### YOUR OBJECTIVE
Search the entries below. Return every line that has "Thiswork" in it.

################

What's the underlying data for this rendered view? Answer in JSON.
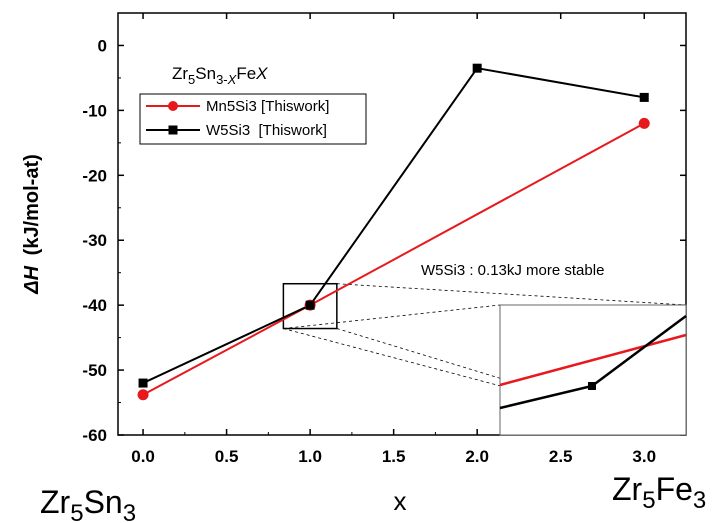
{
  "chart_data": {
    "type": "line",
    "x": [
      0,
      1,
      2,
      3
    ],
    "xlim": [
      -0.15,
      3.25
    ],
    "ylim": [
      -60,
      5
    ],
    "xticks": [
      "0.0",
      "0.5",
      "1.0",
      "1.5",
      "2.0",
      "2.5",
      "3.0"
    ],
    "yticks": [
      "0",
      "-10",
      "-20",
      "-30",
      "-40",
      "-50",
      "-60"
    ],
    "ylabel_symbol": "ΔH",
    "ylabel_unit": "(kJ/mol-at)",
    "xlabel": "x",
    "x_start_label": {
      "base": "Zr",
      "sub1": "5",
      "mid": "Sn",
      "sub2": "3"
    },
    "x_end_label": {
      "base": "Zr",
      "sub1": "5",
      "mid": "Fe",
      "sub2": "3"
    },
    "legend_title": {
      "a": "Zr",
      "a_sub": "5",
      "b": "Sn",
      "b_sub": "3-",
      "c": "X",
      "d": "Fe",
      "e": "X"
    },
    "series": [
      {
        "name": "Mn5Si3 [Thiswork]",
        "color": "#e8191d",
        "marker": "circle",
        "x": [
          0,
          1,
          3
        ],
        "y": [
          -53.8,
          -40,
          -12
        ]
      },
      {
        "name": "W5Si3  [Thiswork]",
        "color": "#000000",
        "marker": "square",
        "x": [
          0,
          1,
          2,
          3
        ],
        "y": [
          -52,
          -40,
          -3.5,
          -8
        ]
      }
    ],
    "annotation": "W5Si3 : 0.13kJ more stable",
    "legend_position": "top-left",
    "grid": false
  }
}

################

### RESPONSE TO THE TASK
        "name": "Mn5Si3 [Thiswork]",
        "name": "W5Si3  [Thiswork]",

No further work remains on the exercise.